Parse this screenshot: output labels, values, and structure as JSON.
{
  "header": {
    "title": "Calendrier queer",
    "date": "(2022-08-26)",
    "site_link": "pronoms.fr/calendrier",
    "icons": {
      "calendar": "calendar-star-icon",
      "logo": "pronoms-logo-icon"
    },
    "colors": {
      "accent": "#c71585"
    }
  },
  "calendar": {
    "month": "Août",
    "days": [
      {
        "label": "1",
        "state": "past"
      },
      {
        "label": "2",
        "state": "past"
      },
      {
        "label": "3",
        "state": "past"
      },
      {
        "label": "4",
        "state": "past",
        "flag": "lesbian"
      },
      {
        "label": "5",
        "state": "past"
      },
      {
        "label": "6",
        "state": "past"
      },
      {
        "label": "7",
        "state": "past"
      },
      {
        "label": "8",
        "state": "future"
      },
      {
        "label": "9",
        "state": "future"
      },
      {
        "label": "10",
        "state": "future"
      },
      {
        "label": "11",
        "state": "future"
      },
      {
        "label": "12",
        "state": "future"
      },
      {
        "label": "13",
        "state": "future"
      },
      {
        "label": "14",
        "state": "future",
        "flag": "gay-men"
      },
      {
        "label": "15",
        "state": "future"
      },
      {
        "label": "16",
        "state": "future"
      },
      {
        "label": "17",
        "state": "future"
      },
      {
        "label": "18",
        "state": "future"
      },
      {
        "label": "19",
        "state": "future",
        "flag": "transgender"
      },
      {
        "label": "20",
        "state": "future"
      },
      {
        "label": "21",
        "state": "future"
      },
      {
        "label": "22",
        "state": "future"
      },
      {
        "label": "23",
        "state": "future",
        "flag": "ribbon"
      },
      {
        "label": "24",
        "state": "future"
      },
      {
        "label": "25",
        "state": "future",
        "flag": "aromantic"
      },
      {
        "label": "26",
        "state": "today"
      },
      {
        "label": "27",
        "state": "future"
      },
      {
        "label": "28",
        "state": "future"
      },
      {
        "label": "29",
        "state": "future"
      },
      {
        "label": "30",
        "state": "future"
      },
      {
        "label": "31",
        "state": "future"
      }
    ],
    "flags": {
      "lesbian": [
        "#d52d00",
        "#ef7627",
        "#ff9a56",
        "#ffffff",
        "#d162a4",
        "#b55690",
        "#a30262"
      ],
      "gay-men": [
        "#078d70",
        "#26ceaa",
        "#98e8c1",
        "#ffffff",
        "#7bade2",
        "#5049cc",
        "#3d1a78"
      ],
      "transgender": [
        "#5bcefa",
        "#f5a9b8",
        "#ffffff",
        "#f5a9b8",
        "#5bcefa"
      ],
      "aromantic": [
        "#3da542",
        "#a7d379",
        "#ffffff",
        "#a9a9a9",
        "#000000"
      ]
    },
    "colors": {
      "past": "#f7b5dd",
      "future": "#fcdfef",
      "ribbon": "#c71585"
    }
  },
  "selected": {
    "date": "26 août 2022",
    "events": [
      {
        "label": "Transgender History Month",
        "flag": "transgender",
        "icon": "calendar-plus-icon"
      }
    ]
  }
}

* _INSTRUCTIONS FOR THE TASK_: From the records above, pick out and copy each line holding the word "calendar".

* _RESPONSE TO THIS TASK_:
      "calendar": "calendar-star-icon",
  "calendar": {
        "icon": "calendar-plus-icon"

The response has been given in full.